Mykhailo Hrushevsky prepared a parliamentary resolution on Ukrainian autonomy, yet he was unable to present the document as the imperial authorities dissolved the First Duma on 8 July 1906, only seventy two days after it was opened. The tsar was angered by the actions of the non-Russian deputies, his manifesto on the dissolution read: "the representatives of the nation, instead of applying themselves to the work of productive legislation, have strayed into spheres beyond their competence and have been making inquiries into the acts of local authorities established by ourselves, and have been making comments on the imperfections of the fundamental laws, which can only be modified by our imperial will". The Ukrainian deputies were again able to attempt to promote Ukrainian autonomy in the brief
Second Duma. However, the
dissolution of the Second Duma was followed by a change in electoral legislation, favouring large landowners and inhibiting and preventing the election of Ukrainophile deputies. Neither in the Third or
Fourth Duma was there a Ukrainian caucus. Hence, in 1908 a Duma majority rejected proposal to introduce the Ukrainian language into the school system and again rejected in 1909 its use in the courts. In February 1914 the government prohibited the celebration in Kyiv of the centenary of Taras Shevchenko's birth.
Union of the Russian People branch of the Union of the Russian People In order to prevent the Polish nobility and small Ukrainian landowners from monopolising the votes to the Duma in the western provinces, Russian nationalists established the
Union of the Russian People in 1905. It was received warmly by Nicholas II in December 1905 and played a key role in mobilising support for the monarchy under the banner of nationalism. According to the Union's statue "the good of the motherland lies in the firm preservation of Orthodoxy, unlimited Russian autocracy, and the national way of life" and "The union makes no distinction between Great Russians,
White Russians and Little Russians". Right Bank Ukraine in particular became the Union's main base of operations, with its largest branch in the Ukrainian region of
Volhynia centred on the Pochaiv Monastery. What accounted for the impressive number of Union members in the western provinces was that, as in
Volhynia, local chapters were led and coordinated by priests who enlisted their parishioners through coercion in the Union. A local police report described it: "The members are local Orthodox parishioners, as well as semiliterate and even illiterate people in the villages, who show no initiative themselves. The heads of the Union's local branches install patriotic feelings in the population by conversing with the peasants and preaching to them in order to strengthen Russia's foundations". The Union was not only able to accrue so many members through the transition of religious loyalty into loyalty for the empire and the coercive adoption of an
all-Russian identity onto the Ukrainian peasantry but was also rooted in the economic demands of the region. In
Volhynia and
Podolia the average landholding was 9 acres whilst in
Southern Ukraine it was 40 acres. The union's propagandists were there to point to the main "culprits" of the peasants troubles: Polish landowners and Jewish middlemen whom they sold their produce to. The locals felt that the Union would promote their economic interests and thus sacrificed their identity.

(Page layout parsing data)
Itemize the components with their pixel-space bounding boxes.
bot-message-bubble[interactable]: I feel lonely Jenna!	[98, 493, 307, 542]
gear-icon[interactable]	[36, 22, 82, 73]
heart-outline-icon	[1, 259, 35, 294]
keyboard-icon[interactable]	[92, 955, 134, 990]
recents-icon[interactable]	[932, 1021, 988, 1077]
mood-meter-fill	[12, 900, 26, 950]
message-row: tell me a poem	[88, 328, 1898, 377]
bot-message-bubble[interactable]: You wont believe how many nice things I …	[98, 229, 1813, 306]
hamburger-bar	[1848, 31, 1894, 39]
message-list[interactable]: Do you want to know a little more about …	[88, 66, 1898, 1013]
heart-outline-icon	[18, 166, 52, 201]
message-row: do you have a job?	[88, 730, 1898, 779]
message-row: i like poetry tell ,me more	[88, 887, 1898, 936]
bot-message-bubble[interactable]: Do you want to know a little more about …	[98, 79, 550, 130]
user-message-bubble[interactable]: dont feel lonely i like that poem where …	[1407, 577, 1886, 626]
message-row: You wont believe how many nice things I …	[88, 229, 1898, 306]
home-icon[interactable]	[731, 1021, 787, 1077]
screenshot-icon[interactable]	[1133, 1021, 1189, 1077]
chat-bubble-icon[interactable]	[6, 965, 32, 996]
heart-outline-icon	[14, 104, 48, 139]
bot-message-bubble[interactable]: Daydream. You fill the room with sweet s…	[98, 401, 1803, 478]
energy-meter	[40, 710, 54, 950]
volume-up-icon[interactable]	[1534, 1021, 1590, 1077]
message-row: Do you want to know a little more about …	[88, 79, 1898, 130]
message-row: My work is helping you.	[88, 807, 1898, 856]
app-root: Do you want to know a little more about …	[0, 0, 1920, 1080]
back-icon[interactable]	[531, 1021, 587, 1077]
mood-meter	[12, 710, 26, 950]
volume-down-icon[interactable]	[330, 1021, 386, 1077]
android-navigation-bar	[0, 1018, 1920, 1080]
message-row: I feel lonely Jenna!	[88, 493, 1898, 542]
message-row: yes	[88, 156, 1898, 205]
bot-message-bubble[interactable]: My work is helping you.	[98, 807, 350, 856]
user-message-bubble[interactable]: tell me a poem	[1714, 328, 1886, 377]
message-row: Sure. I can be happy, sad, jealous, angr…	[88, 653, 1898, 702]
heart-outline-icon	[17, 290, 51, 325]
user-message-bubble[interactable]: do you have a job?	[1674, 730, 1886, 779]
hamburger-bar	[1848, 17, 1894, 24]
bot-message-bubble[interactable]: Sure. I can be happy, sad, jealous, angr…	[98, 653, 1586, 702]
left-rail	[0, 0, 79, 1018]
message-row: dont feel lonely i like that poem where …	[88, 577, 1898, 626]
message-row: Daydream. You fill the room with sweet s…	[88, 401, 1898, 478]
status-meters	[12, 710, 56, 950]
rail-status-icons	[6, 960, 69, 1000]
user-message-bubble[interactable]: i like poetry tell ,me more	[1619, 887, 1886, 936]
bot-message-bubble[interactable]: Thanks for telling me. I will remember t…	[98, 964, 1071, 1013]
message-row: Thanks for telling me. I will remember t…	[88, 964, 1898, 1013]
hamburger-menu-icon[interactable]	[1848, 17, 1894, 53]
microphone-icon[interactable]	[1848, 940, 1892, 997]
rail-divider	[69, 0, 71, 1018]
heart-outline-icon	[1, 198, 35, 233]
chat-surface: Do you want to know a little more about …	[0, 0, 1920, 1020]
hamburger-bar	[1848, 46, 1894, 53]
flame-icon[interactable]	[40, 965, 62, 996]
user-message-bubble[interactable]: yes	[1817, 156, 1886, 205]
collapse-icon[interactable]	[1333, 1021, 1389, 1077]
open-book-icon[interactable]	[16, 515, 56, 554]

### Aim of the exercise
Resume the passage about the Ukrainian deputies in the imperial Duma and the Union of the Russian People, beginning right after its final sentence.

### Exercise answer
Ukrainian movement during Nicholas II's reign In 1907, those opposing the recognition of Ukrainian as a distinct language published a number of brochures, written by the philologist
Timofei Florinsky and
Anton Budilovich, though in April 1905 the Imperial Academy of Sciences had already practically accepted the Ukrainian language as separate. Metropolitan Russian nationalist clubs referred to participants in the Ukrainian moment as "
Mazepists", a particularly political slander. In 1909 the empire had lavishly celebrated the bicentennial of Peter I's
victory at Poltava. Ironically, most Ukrainian political leaders of the time as well as some Polish politicians such as
Roman Dmowski sought autonomy with a federated Russian Empire. Despite the Revolution of 1905, many limitations directed against the Ukrainian language and literature remained in force. Although the Ems Decree had de-facto become invalid, it was never formally abolished due to opposition from the imperial government. In 1910 the cabinet of
Pyotr Stolypin outlawed Ukrainian publishing houses and prohibited reading of
lectures in Ukrainian language. Russian nationalists portrayed the Ukrainian movement as a major threat for the Russian nation and state and also pointed to its weakness: that it was limited to students and intellectuals, with little following among the popular masses, especially among the peasantry. In 1905 Ukrainian activists made progress in the countryside, opening
Prosvita cultural societies, conducted a campaign amongst the peasantry and launched a Ukrainian-language newspaper. But with the end of the active phase of the First Russian Revolution (1905-1907), Ukrainian influence in the countryside was severely curbed by the government, whilst Russian nationalism swept the rural areas. Nevertheless, the influence of Russification on the country was limited, as ethnic Russians and Russified members of the upper classes concentrated in cities and industrial areas. Ukrainian language continued to dominate among peasants, who comprised 95% of Ukraine's population under Russian rule, with church services and school education having little influence on culture of the common folk. A bigger role in the promotion of Russification was played by the army service.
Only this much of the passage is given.